- ASSIGNMENT -
Show every line below where "SCAI" can be found.

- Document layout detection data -

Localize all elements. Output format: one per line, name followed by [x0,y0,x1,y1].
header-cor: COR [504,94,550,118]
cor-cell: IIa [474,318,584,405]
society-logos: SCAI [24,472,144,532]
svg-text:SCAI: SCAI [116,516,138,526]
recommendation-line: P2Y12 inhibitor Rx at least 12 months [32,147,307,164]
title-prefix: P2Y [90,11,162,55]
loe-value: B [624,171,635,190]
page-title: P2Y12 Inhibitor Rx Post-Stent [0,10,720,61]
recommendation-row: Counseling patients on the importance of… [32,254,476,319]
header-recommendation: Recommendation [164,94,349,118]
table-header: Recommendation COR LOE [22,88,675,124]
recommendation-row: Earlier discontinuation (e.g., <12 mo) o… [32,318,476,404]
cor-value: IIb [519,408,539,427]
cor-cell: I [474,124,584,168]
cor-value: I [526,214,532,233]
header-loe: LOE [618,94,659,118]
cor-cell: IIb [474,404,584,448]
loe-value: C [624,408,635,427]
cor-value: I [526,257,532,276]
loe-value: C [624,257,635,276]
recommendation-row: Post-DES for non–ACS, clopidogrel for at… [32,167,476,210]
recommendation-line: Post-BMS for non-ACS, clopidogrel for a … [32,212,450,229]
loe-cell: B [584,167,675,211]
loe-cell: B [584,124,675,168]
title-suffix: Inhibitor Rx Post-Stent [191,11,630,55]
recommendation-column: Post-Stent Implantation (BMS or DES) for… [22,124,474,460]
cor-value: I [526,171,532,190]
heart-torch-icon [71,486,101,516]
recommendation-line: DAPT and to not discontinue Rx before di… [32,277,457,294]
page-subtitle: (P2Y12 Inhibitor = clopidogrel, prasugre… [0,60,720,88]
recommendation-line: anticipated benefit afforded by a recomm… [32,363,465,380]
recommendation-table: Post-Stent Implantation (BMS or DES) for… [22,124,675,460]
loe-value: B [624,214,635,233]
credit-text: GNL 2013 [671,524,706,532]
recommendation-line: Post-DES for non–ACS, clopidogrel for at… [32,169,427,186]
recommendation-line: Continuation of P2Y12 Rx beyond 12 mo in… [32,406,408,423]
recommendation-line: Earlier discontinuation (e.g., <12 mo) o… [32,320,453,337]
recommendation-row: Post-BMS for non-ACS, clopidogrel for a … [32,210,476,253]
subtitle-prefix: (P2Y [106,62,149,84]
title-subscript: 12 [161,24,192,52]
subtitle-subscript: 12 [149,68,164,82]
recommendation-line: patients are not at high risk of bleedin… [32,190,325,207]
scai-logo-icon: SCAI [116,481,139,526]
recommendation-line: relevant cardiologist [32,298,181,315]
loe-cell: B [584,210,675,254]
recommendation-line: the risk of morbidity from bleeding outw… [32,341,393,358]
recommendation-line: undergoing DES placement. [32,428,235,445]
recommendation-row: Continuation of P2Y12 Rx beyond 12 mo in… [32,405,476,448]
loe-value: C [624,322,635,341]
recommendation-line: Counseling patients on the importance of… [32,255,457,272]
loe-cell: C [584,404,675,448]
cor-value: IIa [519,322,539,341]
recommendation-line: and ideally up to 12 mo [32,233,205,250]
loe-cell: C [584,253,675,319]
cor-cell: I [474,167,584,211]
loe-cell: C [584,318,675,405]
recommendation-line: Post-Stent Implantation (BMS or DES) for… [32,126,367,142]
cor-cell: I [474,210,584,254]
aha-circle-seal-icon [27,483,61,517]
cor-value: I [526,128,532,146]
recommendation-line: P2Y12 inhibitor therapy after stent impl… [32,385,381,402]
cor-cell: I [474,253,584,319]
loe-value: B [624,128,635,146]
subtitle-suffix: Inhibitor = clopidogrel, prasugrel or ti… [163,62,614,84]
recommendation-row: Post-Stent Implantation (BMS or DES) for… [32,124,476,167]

- OUTPUT -
society-logos: SCAI [24,472,144,532]
svg-text:SCAI: SCAI [116,516,138,526]
scai-logo-icon: SCAI [116,481,139,526]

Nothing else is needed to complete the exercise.